## Exercise details
Collect every line in the records below that contains the word "Herchenbach".

##### Data section #####

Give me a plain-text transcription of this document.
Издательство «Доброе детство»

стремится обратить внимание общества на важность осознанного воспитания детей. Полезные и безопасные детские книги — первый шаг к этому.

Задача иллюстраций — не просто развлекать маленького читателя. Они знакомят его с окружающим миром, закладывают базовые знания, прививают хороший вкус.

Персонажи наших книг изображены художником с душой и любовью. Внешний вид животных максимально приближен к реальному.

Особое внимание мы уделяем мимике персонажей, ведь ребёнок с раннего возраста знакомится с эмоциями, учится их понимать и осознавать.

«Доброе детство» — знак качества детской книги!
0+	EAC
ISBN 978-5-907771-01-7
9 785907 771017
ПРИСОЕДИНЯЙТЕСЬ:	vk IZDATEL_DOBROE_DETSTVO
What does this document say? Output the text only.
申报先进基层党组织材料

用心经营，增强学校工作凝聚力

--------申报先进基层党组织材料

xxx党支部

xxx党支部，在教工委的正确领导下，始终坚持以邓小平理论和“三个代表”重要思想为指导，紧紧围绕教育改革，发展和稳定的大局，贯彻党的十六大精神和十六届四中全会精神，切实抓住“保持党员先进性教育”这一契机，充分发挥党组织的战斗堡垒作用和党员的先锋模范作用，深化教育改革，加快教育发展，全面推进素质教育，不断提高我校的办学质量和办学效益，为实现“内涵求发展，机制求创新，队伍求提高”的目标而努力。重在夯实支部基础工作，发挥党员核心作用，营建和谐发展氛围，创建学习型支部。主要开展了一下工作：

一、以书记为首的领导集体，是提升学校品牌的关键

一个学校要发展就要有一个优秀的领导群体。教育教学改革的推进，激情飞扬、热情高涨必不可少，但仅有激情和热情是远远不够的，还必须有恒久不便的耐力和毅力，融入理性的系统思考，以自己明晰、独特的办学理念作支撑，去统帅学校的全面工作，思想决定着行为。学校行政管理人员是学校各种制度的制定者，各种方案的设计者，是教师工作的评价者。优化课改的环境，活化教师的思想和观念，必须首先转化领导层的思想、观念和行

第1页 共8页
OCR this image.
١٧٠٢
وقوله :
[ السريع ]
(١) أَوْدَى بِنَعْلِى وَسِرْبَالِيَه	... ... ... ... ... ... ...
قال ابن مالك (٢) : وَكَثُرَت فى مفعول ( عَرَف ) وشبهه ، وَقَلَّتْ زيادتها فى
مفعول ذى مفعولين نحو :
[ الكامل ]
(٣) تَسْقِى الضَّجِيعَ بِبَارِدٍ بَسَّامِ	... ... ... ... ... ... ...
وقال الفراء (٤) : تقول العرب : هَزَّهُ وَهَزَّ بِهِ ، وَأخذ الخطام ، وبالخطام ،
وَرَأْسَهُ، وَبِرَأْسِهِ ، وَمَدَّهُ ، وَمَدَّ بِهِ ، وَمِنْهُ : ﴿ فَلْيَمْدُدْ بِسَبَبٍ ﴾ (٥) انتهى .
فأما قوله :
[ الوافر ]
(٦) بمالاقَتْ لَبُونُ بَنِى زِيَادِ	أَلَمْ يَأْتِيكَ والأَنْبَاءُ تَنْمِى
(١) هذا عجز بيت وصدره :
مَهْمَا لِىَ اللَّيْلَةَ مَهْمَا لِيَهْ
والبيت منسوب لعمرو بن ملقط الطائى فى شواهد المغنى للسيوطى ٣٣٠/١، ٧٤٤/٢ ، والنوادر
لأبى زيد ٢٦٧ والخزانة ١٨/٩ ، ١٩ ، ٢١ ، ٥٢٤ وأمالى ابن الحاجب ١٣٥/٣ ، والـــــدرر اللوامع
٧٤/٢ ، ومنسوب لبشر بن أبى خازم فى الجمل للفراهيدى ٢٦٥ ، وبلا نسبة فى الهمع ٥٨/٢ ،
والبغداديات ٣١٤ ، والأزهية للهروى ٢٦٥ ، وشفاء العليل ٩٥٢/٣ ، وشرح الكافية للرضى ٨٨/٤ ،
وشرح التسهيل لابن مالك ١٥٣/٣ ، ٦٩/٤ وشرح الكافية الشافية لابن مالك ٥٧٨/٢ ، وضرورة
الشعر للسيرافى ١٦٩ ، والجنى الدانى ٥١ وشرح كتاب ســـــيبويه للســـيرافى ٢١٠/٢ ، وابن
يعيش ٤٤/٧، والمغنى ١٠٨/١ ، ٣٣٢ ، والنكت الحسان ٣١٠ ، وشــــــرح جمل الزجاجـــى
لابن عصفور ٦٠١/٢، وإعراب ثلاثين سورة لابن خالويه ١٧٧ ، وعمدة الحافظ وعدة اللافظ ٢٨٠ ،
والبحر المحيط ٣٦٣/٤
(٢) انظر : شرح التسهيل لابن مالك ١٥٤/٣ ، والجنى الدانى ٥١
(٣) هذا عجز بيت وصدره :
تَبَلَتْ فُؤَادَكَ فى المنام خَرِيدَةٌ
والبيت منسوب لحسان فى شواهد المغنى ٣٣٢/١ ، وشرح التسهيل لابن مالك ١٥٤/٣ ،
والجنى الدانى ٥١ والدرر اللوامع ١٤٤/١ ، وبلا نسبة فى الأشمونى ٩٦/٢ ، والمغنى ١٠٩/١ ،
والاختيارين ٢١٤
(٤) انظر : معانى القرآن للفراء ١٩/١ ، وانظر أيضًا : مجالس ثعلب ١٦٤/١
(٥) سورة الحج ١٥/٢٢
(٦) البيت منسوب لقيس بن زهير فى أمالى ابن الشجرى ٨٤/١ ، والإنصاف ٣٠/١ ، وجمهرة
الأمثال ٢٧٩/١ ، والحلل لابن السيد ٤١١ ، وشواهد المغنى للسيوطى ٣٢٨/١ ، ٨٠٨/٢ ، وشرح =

#####
##### Data section #####

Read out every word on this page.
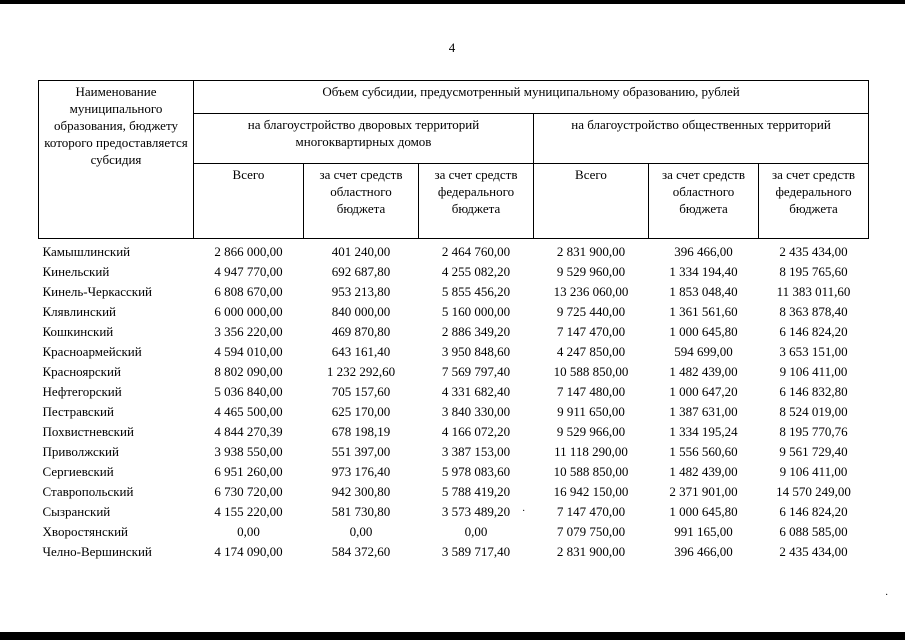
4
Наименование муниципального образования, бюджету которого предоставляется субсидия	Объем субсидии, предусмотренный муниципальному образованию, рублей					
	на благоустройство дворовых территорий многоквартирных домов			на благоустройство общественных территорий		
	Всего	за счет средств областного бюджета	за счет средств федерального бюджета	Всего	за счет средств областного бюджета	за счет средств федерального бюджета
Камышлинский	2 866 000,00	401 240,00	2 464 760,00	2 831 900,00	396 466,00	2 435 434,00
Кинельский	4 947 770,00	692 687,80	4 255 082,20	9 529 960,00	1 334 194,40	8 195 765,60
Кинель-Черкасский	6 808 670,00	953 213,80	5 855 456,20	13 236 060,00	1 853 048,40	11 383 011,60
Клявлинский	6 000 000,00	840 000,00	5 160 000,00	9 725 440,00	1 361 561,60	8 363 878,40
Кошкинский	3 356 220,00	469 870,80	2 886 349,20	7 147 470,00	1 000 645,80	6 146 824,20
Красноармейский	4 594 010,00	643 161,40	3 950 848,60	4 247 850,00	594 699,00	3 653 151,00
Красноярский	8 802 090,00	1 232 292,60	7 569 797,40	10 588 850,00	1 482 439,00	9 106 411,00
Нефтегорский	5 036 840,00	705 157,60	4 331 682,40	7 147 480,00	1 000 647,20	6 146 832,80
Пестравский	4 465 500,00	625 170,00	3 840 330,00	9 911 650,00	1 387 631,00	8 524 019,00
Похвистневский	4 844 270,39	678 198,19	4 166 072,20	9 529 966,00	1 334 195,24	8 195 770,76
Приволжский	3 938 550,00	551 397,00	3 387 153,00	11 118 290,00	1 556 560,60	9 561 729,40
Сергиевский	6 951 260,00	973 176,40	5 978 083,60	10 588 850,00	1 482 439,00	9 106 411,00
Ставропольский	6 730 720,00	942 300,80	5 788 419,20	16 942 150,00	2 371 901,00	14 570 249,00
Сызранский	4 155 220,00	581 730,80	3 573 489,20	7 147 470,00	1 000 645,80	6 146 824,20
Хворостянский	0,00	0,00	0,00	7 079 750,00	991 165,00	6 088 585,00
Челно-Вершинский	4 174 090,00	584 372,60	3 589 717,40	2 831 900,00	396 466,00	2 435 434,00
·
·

#####
##### Data section #####

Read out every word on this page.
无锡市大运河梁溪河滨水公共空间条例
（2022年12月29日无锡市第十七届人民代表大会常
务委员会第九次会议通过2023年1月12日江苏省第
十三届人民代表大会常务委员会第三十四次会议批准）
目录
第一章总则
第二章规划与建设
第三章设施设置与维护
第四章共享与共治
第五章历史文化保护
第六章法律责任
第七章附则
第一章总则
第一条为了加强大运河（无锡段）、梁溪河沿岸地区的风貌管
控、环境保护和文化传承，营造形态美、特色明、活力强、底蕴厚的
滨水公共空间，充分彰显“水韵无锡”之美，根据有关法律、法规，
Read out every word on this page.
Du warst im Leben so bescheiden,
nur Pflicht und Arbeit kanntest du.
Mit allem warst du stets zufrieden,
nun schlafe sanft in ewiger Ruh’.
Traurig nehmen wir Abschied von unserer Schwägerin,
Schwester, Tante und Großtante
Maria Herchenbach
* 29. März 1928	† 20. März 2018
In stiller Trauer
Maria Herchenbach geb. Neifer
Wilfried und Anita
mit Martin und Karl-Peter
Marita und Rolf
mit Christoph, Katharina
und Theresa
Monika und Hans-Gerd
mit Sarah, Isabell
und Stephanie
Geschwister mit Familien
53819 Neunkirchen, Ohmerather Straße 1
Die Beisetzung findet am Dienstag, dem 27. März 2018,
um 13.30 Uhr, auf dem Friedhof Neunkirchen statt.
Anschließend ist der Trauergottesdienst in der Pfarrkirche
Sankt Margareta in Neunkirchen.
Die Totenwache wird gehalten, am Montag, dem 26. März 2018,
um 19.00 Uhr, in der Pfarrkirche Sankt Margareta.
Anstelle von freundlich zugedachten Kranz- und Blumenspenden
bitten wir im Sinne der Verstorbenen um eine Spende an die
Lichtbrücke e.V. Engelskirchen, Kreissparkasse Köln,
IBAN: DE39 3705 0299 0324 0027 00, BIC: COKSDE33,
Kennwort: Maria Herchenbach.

#####

## Solution
Maria Herchenbach
Maria Herchenbach geb. Neifer
Kennwort: Maria Herchenbach.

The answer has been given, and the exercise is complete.